## What the task asks
What lines of the data hold the string "with"? Copy them all.

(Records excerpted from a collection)
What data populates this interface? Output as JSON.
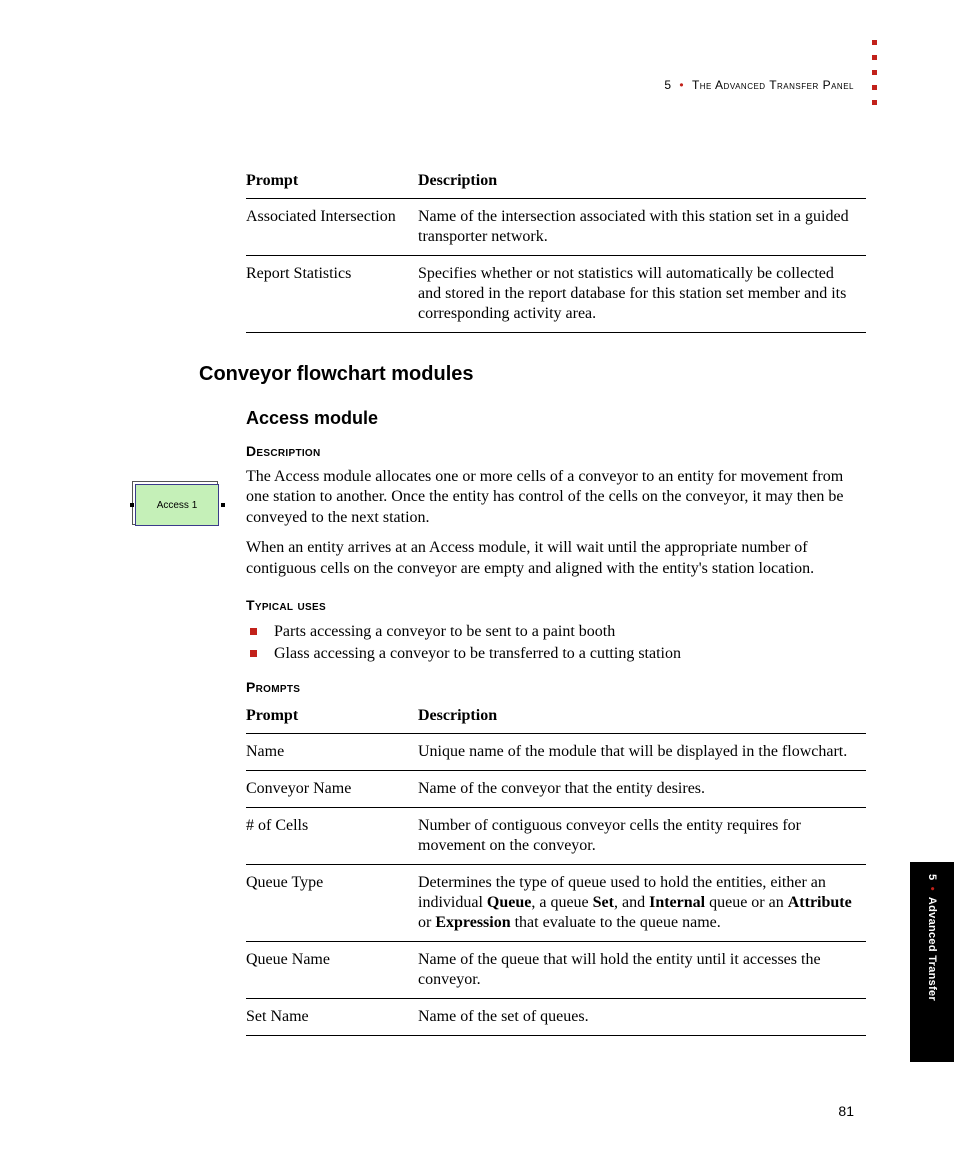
{
  "header": {
    "chapter_number": "5",
    "title": "The Advanced Transfer Panel"
  },
  "table_top": {
    "headers": {
      "prompt": "Prompt",
      "description": "Description"
    },
    "rows": [
      {
        "prompt": "Associated Intersection",
        "description": "Name of the intersection associated with this station set in a guided transporter network."
      },
      {
        "prompt": "Report Statistics",
        "description": "Specifies whether or not statistics will automatically be collected and stored in the report database for this station set member and its corresponding activity area."
      }
    ]
  },
  "section": {
    "title": "Conveyor flowchart modules",
    "subsection": {
      "title": "Access module",
      "description_heading": "Description",
      "description_paragraphs": [
        "The Access module allocates one or more cells of a conveyor to an entity for movement from one station to another. Once the entity has control of the cells on the conveyor, it may then be conveyed to the next station.",
        "When an entity arrives at an Access module, it will wait until the appropriate number of contiguous cells on the conveyor are empty and aligned with the entity's station location."
      ],
      "typical_uses_heading": "Typical uses",
      "typical_uses": [
        "Parts accessing a conveyor to be sent to a paint booth",
        "Glass accessing a conveyor to be transferred to a cutting station"
      ],
      "prompts_heading": "Prompts",
      "prompts_table": {
        "headers": {
          "prompt": "Prompt",
          "description": "Description"
        },
        "rows": [
          {
            "prompt": "Name",
            "description": "Unique name of the module that will be displayed in the flowchart."
          },
          {
            "prompt": "Conveyor Name",
            "description": "Name of the conveyor that the entity desires."
          },
          {
            "prompt": "# of Cells",
            "description": "Number of contiguous conveyor cells the entity requires for movement on the conveyor."
          },
          {
            "prompt": "Queue Type",
            "description_html": "Determines the type of queue used to hold the entities, either an individual <b>Queue</b>, a queue <b>Set</b>, and <b>Internal</b> queue or an <b>Attribute</b> or <b>Expression</b> that evaluate to the queue name."
          },
          {
            "prompt": "Queue Name",
            "description": "Name of the queue that will hold the entity until it accesses the conveyor."
          },
          {
            "prompt": "Set Name",
            "description": "Name of the set of queues."
          }
        ]
      }
    }
  },
  "module_icon_label": "Access 1",
  "side_tab": {
    "chapter_number": "5",
    "label": "Advanced Transfer"
  },
  "page_number": "81"
}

## Response
        "description": "Name of the intersection associated with this station set in a guided transporter network."
        "When an entity arrives at an Access module, it will wait until the appropriate number of contiguous cells on the conveyor are empty and aligned with the entity's station location."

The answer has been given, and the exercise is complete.